Lines of data:
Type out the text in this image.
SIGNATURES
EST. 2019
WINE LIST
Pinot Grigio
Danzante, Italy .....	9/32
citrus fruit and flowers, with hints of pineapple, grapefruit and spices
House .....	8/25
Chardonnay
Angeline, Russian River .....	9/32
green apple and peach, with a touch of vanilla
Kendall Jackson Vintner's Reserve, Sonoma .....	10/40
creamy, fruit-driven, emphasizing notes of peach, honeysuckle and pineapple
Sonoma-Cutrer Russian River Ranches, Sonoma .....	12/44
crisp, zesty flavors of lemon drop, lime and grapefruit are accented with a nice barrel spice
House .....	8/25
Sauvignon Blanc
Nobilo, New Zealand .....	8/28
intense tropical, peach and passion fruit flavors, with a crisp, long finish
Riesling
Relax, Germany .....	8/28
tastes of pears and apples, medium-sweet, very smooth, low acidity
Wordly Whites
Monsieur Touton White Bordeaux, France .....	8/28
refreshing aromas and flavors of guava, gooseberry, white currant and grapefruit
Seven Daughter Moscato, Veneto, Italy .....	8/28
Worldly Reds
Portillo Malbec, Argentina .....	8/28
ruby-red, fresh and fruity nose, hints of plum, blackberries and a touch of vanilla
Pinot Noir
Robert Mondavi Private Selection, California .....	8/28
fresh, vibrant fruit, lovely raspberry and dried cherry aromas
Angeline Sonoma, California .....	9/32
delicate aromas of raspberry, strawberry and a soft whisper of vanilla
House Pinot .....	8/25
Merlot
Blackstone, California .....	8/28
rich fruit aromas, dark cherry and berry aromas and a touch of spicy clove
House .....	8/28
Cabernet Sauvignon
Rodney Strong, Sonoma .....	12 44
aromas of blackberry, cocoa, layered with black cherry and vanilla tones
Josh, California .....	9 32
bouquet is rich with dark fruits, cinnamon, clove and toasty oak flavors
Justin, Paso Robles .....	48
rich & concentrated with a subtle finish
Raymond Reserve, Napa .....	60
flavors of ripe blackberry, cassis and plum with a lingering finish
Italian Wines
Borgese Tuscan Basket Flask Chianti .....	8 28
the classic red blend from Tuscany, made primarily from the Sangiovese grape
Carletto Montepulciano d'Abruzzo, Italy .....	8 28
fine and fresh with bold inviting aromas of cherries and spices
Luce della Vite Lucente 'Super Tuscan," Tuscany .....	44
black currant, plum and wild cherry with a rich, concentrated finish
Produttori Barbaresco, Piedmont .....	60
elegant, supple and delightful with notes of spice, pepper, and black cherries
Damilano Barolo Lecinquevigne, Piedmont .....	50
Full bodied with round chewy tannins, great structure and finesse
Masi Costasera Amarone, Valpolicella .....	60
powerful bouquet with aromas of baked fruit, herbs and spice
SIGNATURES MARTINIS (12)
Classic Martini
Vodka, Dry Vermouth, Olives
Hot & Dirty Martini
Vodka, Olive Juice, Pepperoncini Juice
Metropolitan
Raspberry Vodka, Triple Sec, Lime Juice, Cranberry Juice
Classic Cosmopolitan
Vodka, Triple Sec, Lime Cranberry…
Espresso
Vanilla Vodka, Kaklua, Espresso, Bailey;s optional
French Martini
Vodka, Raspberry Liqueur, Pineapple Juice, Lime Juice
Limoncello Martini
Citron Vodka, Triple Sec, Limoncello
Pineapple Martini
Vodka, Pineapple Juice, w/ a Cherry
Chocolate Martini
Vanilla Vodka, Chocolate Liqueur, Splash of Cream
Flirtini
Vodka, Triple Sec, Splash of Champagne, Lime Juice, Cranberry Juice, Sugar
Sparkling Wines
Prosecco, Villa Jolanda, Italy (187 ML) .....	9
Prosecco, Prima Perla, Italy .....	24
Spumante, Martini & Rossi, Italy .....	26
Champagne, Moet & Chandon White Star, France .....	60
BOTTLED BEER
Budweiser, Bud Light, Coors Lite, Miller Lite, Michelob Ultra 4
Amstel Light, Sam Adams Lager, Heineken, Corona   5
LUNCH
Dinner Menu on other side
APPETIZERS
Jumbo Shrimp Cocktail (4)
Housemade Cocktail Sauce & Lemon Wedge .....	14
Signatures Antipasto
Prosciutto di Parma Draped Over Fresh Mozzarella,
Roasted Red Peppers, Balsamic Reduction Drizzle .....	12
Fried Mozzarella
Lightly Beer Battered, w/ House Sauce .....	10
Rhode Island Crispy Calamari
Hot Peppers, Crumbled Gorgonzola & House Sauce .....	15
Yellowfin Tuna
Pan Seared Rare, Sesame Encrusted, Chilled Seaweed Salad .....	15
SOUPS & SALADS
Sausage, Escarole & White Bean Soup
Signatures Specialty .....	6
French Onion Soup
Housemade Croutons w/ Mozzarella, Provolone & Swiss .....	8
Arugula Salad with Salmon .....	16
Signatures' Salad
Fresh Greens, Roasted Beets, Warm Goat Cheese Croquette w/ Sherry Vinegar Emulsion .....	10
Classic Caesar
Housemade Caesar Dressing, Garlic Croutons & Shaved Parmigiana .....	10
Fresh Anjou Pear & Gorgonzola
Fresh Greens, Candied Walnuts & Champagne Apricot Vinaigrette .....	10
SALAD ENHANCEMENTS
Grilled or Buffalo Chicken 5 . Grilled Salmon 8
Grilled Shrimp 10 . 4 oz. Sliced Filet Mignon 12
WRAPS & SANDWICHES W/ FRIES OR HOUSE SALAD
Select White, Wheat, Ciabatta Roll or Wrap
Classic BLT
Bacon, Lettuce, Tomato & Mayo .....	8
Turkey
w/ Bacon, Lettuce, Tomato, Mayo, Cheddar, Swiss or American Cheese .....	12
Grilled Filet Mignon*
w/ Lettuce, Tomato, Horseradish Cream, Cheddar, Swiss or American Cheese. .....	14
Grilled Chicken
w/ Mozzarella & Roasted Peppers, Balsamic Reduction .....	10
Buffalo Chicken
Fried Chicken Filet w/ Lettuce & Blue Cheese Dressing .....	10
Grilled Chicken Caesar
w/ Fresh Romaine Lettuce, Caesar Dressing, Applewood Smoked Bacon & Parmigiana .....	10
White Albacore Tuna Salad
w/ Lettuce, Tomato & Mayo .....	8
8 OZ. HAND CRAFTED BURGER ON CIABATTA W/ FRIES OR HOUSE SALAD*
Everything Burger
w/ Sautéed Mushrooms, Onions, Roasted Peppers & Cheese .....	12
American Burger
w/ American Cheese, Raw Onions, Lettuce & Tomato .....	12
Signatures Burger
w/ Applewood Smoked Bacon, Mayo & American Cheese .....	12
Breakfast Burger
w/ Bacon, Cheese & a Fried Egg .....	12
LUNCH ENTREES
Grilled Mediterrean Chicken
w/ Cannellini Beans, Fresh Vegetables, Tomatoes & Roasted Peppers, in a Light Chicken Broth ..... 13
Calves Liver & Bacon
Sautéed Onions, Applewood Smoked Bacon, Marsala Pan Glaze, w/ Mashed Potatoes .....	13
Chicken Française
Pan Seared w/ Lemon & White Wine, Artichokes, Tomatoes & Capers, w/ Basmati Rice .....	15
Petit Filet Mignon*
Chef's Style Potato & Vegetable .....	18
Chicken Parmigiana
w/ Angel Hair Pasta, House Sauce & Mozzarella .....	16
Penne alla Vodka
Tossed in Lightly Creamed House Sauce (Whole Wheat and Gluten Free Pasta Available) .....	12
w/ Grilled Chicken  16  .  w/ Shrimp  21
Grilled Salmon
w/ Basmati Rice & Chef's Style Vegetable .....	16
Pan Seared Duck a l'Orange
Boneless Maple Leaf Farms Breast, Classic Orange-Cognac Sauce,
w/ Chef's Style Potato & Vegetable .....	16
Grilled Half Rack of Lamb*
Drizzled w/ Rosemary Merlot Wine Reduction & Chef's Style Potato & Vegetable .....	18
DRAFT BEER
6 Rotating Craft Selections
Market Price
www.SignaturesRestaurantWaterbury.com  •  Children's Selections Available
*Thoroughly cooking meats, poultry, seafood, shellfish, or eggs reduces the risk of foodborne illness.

> Goal:
Count the lines of the material that include the word "Sautéed", then state only the total.

> Solution to this exercise:
2